* SUPPLIED ENTRIES

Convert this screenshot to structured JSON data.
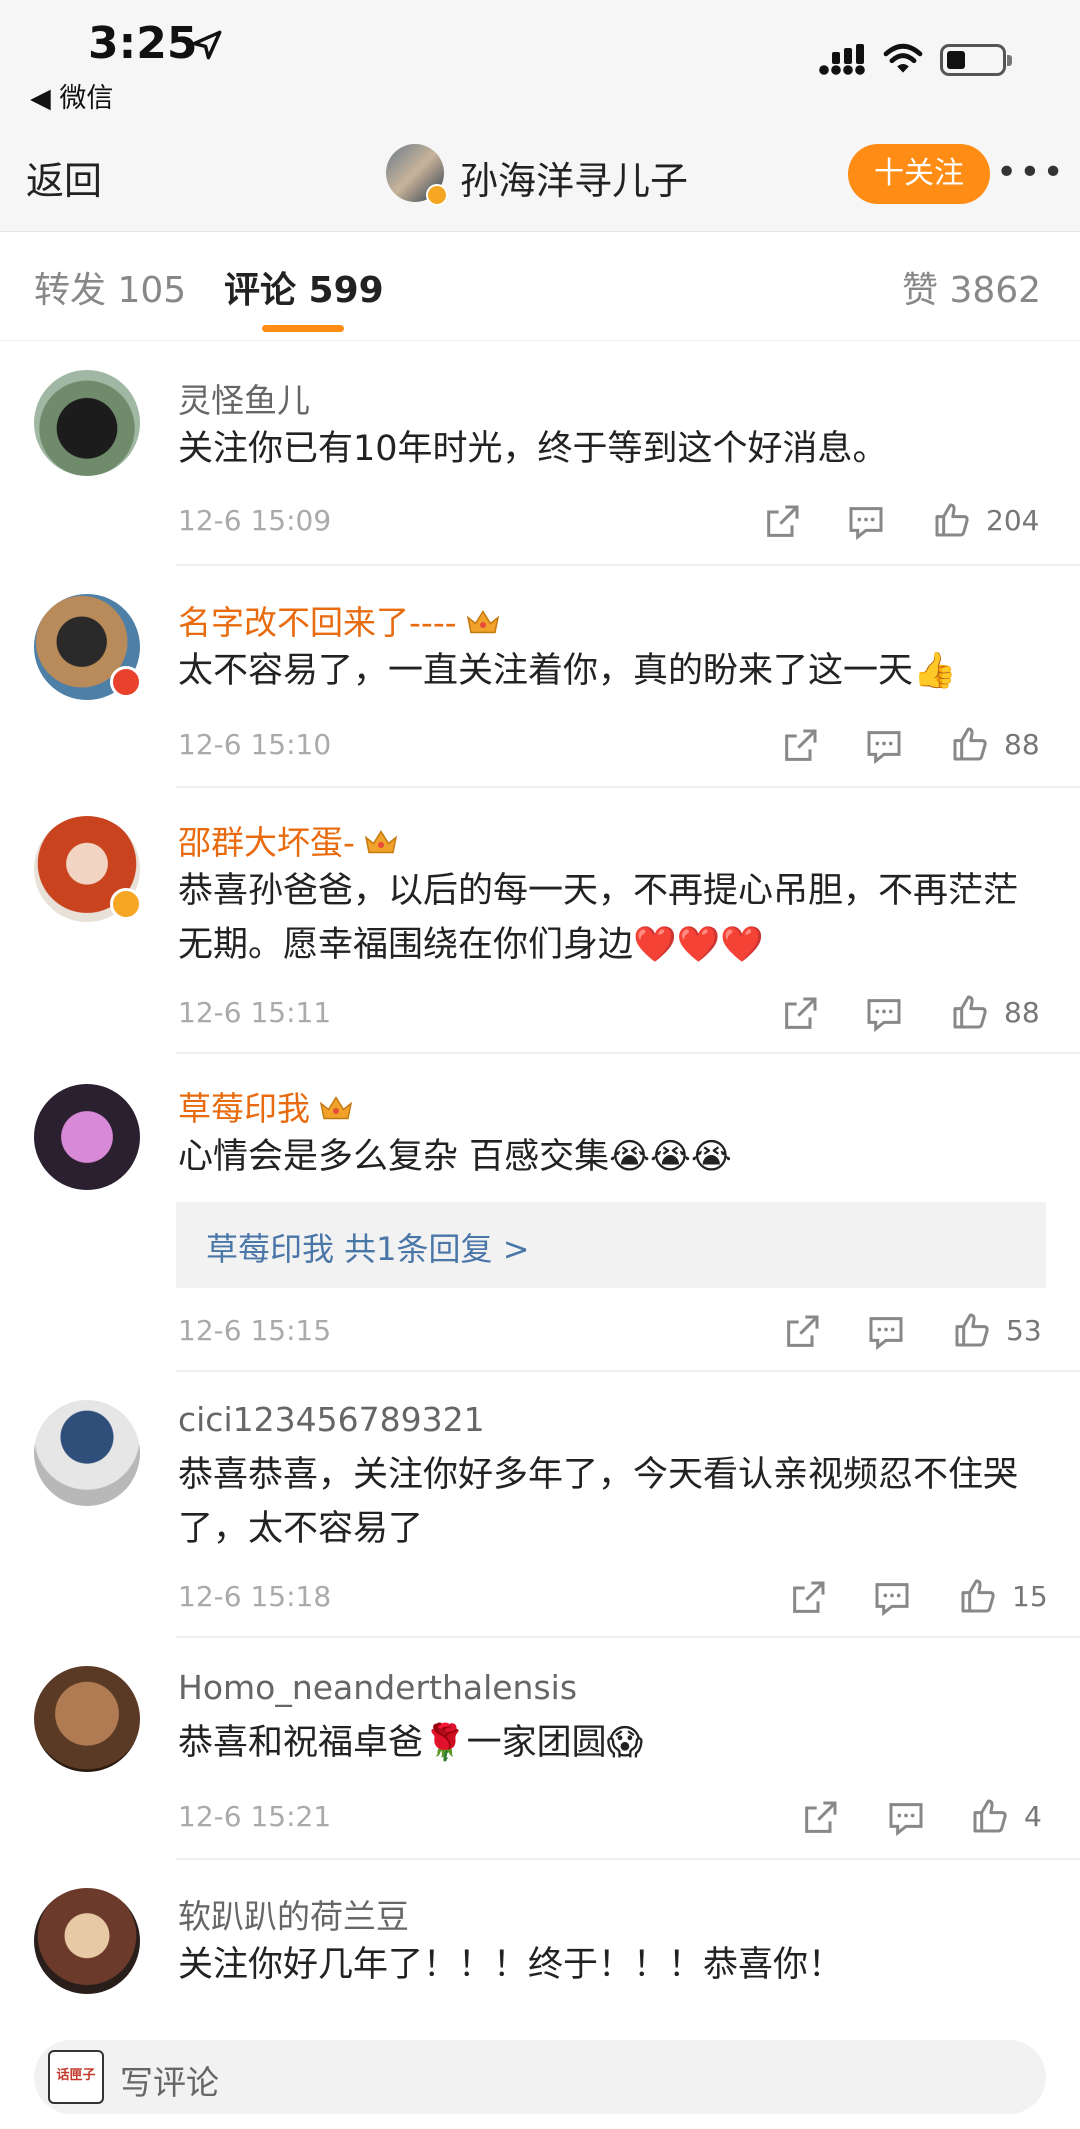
{
  "status_bar": {
    "time": "3:25",
    "back_app": "◀ 微信"
  },
  "nav": {
    "back": "返回",
    "title": "孙海洋寻儿子",
    "follow": "十关注",
    "more": "•••"
  },
  "tabs": [
    {
      "label": "转发 105"
    },
    {
      "label": "评论 599"
    },
    {
      "label": "赞 3862"
    }
  ],
  "comments": [
    {
      "name": "灵怪鱼儿",
      "text": "关注你已有10年时光，终于等到这个好消息。",
      "time": "12-6 15:09",
      "likes": "204"
    },
    {
      "name": "名字改不回来了----",
      "text": "太不容易了，一直关注着你，真的盼来了这一天👍",
      "time": "12-6 15:10",
      "likes": "88"
    },
    {
      "name": "邵群大坏蛋-",
      "text": "恭喜孙爸爸，以后的每一天，不再提心吊胆，不再茫茫无期。愿幸福围绕在你们身边❤️❤️❤️",
      "time": "12-6 15:11",
      "likes": "88"
    },
    {
      "name": "草莓印我",
      "text": "心情会是多么复杂 百感交集😭😭😭",
      "time": "12-6 15:15",
      "likes": "53",
      "reply": "草莓印我  共1条回复 >"
    },
    {
      "name": "cici123456789321",
      "text": "恭喜恭喜，关注你好多年了，今天看认亲视频忍不住哭了，太不容易了",
      "time": "12-6 15:18",
      "likes": "15"
    },
    {
      "name": "Homo_neanderthalensis",
      "text": "恭喜和祝福卓爸🌹一家团圆😱",
      "time": "12-6 15:21",
      "likes": "4"
    },
    {
      "name": "软趴趴的荷兰豆",
      "text": "关注你好几年了！！！终于！！！恭喜你！"
    }
  ],
  "bottom": {
    "placeholder": "写评论",
    "logo": "话匣子"
  },
  "colors": {
    "accent": "#ff8c14",
    "vip_name": "#e86b0f",
    "reply_link": "#4a76a8"
  }
}
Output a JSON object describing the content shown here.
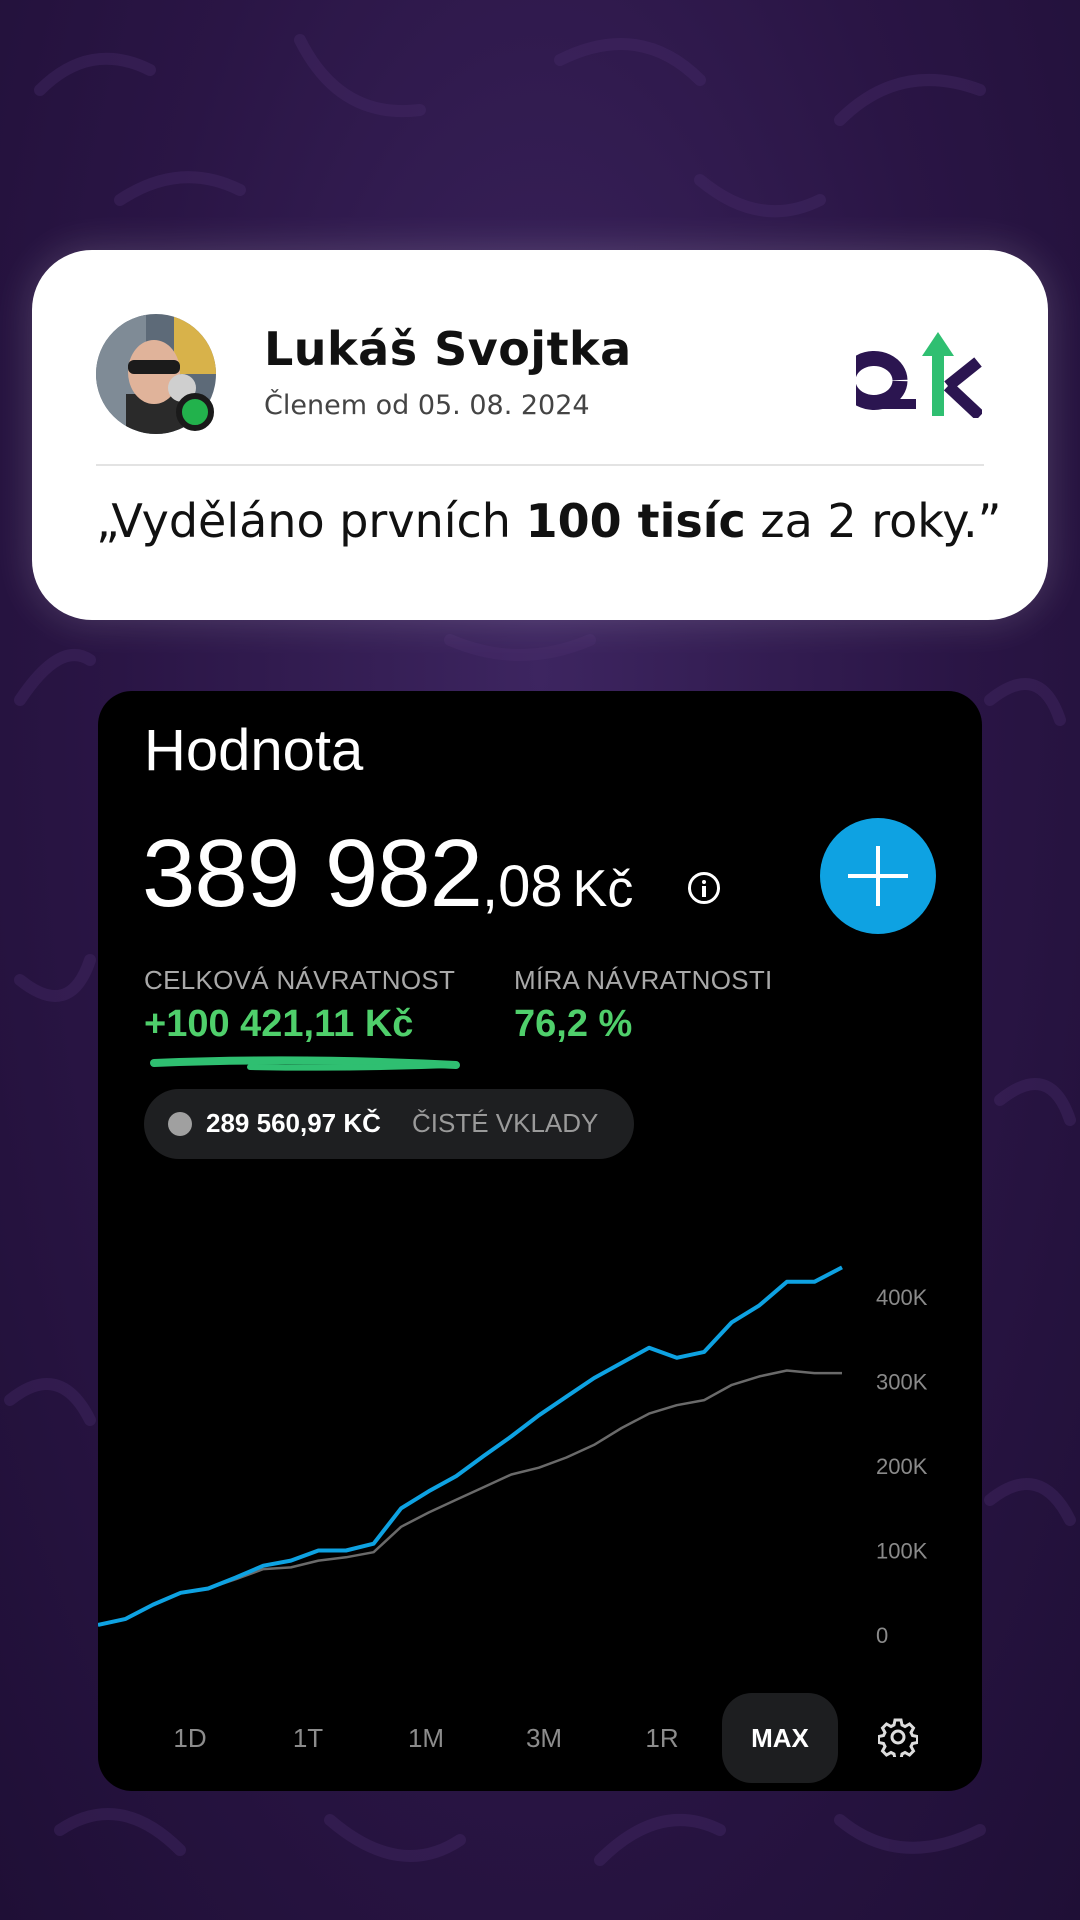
{
  "testimonial": {
    "name": "Lukáš Svojtka",
    "member_since": "Členem od 05. 08. 2024",
    "quote_prefix": "„Vyděláno prvních ",
    "quote_bold": "100 tisíc",
    "quote_suffix": " za 2 roky.”"
  },
  "portfolio": {
    "title": "Hodnota",
    "value_integer": "389 982",
    "value_decimal": ",08",
    "currency": "Kč",
    "stats": [
      {
        "label": "CELKOVÁ NÁVRATNOST",
        "value": "+100 421,11 Kč"
      },
      {
        "label": "MÍRA NÁVRATNOSTI",
        "value": "76,2 %"
      }
    ],
    "deposits_amount": "289 560,97 KČ",
    "deposits_label": "ČISTÉ VKLADY",
    "ranges": [
      "1D",
      "1T",
      "1M",
      "3M",
      "1R",
      "MAX"
    ],
    "active_range": "MAX"
  },
  "colors": {
    "accent_blue": "#0ea2e2",
    "positive_green": "#4fcf6b",
    "brand_purple": "#2b1550",
    "brand_green": "#2fbf71"
  },
  "chart_data": {
    "type": "line",
    "y_ticks": [
      "400K",
      "300K",
      "200K",
      "100K",
      "0"
    ],
    "ylim": [
      0,
      400000
    ],
    "grid": false,
    "series": [
      {
        "values": [
          12000,
          19000,
          36000,
          50000,
          55000,
          68000,
          82000,
          88000,
          100000,
          100000,
          108000,
          150000,
          170000,
          188000,
          212000,
          235000,
          260000,
          282000,
          304000,
          322000,
          340000,
          328000,
          335000,
          370000,
          390000,
          418000,
          418000,
          435000
        ]
      },
      {
        "values": [
          12000,
          19000,
          36000,
          50000,
          55000,
          66000,
          78000,
          80000,
          88000,
          92000,
          98000,
          128000,
          145000,
          160000,
          175000,
          190000,
          198000,
          210000,
          225000,
          245000,
          262000,
          272000,
          278000,
          296000,
          306000,
          313000,
          310000,
          310000
        ]
      }
    ]
  }
}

* TO BE DONE
Reproduce every record above exactly, omitting the pictures.

* IN RESPONSE
Convert this screenshot to structured JSON data.
{
  "status_bar": {
    "time": "3:25",
    "back_app": "◀ 微信"
  },
  "nav": {
    "back": "返回",
    "title": "孙海洋寻儿子",
    "follow": "十关注",
    "more": "•••"
  },
  "tabs": [
    {
      "label": "转发 105"
    },
    {
      "label": "评论 599"
    },
    {
      "label": "赞 3862"
    }
  ],
  "comments": [
    {
      "name": "灵怪鱼儿",
      "text": "关注你已有10年时光，终于等到这个好消息。",
      "time": "12-6 15:09",
      "likes": "204"
    },
    {
      "name": "名字改不回来了----",
      "text": "太不容易了，一直关注着你，真的盼来了这一天👍",
      "time": "12-6 15:10",
      "likes": "88"
    },
    {
      "name": "邵群大坏蛋-",
      "text": "恭喜孙爸爸，以后的每一天，不再提心吊胆，不再茫茫无期。愿幸福围绕在你们身边❤️❤️❤️",
      "time": "12-6 15:11",
      "likes": "88"
    },
    {
      "name": "草莓印我",
      "text": "心情会是多么复杂 百感交集😭😭😭",
      "time": "12-6 15:15",
      "likes": "53",
      "reply": "草莓印我  共1条回复 >"
    },
    {
      "name": "cici123456789321",
      "text": "恭喜恭喜，关注你好多年了，今天看认亲视频忍不住哭了，太不容易了",
      "time": "12-6 15:18",
      "likes": "15"
    },
    {
      "name": "Homo_neanderthalensis",
      "text": "恭喜和祝福卓爸🌹一家团圆😱",
      "time": "12-6 15:21",
      "likes": "4"
    },
    {
      "name": "软趴趴的荷兰豆",
      "text": "关注你好几年了！！！终于！！！恭喜你！"
    }
  ],
  "bottom": {
    "placeholder": "写评论",
    "logo": "话匣子"
  },
  "colors": {
    "accent": "#ff8c14",
    "vip_name": "#e86b0f",
    "reply_link": "#4a76a8"
  }
}
Output a JSON object describing the content shown here.
{
  "testimonial": {
    "name": "Lukáš Svojtka",
    "member_since": "Členem od 05. 08. 2024",
    "quote_prefix": "„Vyděláno prvních ",
    "quote_bold": "100 tisíc",
    "quote_suffix": " za 2 roky.”"
  },
  "portfolio": {
    "title": "Hodnota",
    "value_integer": "389 982",
    "value_decimal": ",08",
    "currency": "Kč",
    "stats": [
      {
        "label": "CELKOVÁ NÁVRATNOST",
        "value": "+100 421,11 Kč"
      },
      {
        "label": "MÍRA NÁVRATNOSTI",
        "value": "76,2 %"
      }
    ],
    "deposits_amount": "289 560,97 KČ",
    "deposits_label": "ČISTÉ VKLADY",
    "ranges": [
      "1D",
      "1T",
      "1M",
      "3M",
      "1R",
      "MAX"
    ],
    "active_range": "MAX"
  },
  "colors": {
    "accent_blue": "#0ea2e2",
    "positive_green": "#4fcf6b",
    "brand_purple": "#2b1550",
    "brand_green": "#2fbf71"
  },
  "chart_data": {
    "type": "line",
    "y_ticks": [
      "400K",
      "300K",
      "200K",
      "100K",
      "0"
    ],
    "ylim": [
      0,
      400000
    ],
    "grid": false,
    "series": [
      {
        "values": [
          12000,
          19000,
          36000,
          50000,
          55000,
          68000,
          82000,
          88000,
          100000,
          100000,
          108000,
          150000,
          170000,
          188000,
          212000,
          235000,
          260000,
          282000,
          304000,
          322000,
          340000,
          328000,
          335000,
          370000,
          390000,
          418000,
          418000,
          435000
        ]
      },
      {
        "values": [
          12000,
          19000,
          36000,
          50000,
          55000,
          66000,
          78000,
          80000,
          88000,
          92000,
          98000,
          128000,
          145000,
          160000,
          175000,
          190000,
          198000,
          210000,
          225000,
          245000,
          262000,
          272000,
          278000,
          296000,
          306000,
          313000,
          310000,
          310000
        ]
      }
    ]
  }
}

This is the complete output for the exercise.